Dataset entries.
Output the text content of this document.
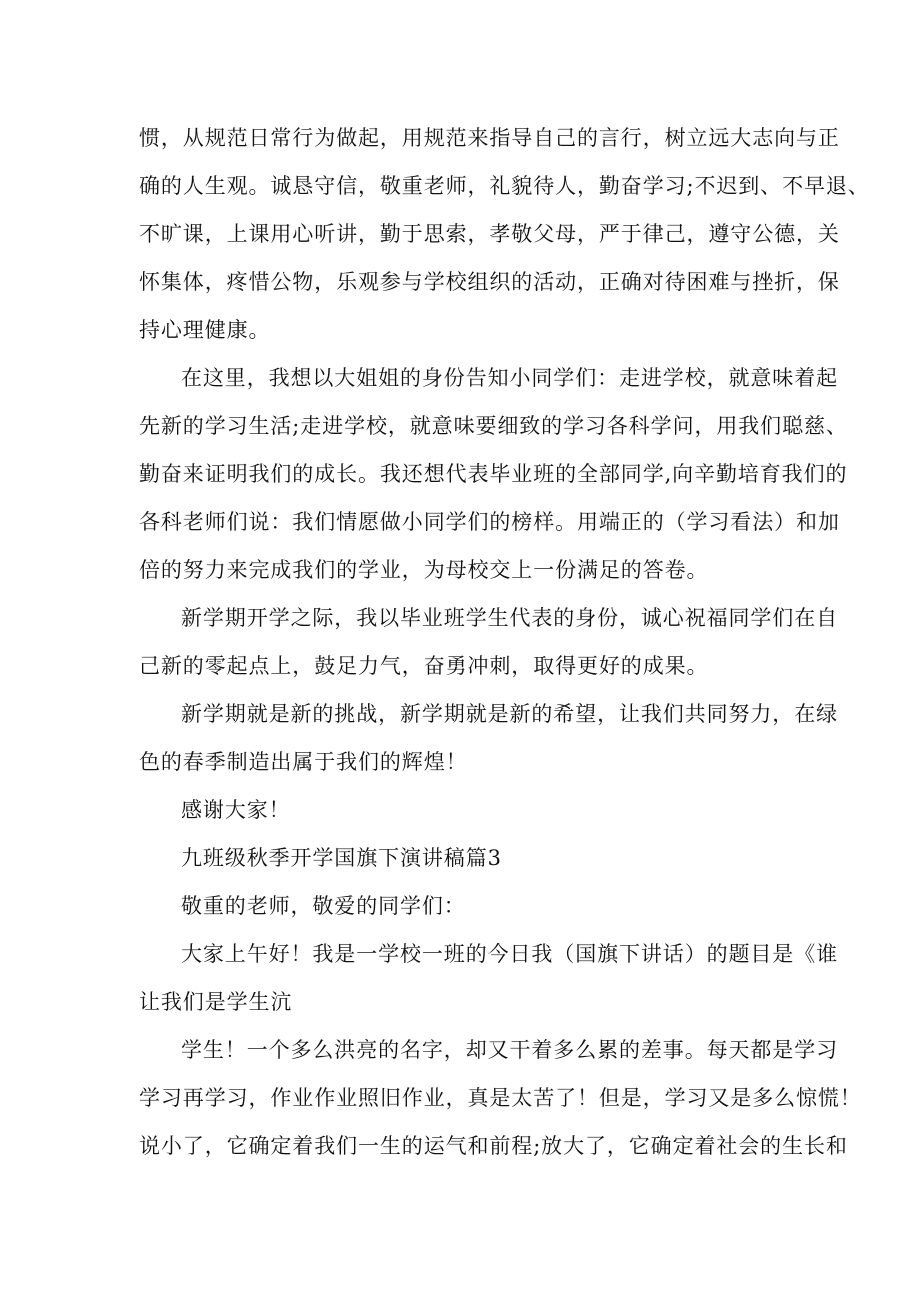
惯，从规范日常行为做起，用规范来指导自己的言行，树立远大志向与正
确的人生观。诚恳守信，敬重老师，礼貌待人，勤奋学习;不迟到、不早退、
不旷课，上课用心听讲，勤于思索，孝敬父母，严于律己，遵守公德，关
怀集体，疼惜公物，乐观参与学校组织的活动，正确对待困难与挫折，保
持心理健康。
在这里，我想以大姐姐的身份告知小同学们：走进学校，就意味着起
先新的学习生活;走进学校，就意味要细致的学习各科学问，用我们聪慈、
勤奋来证明我们的成长。我还想代表毕业班的全部同学,向辛勤培育我们的
各科老师们说：我们情愿做小同学们的榜样。用端正的（学习看法）和加
倍的努力来完成我们的学业，为母校交上一份满足的答卷。
新学期开学之际，我以毕业班学生代表的身份，诚心祝福同学们在自
己新的零起点上，鼓足力气，奋勇冲刺，取得更好的成果。
新学期就是新的挑战，新学期就是新的希望，让我们共同努力，在绿
色的春季制造出属于我们的辉煌！
感谢大家！
九班级秋季开学国旗下演讲稿篇3
敬重的老师，敬爱的同学们：
大家上午好！我是一学校一班的今日我（国旗下讲话）的题目是《谁
让我们是学生沆
学生！一个多么洪亮的名字，却又干着多么累的差事。每天都是学习
学习再学习，作业作业照旧作业，真是太苦了！但是，学习又是多么惊慌！
说小了，它确定着我们一生的运气和前程;放大了，它确定着社会的生长和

Written instruction. Please list every line of the records that contains "走进学校".

Reply.
在这里，我想以大姐姐的身份告知小同学们：走进学校，就意味着起
先新的学习生活;走进学校，就意味要细致的学习各科学问，用我们聪慈、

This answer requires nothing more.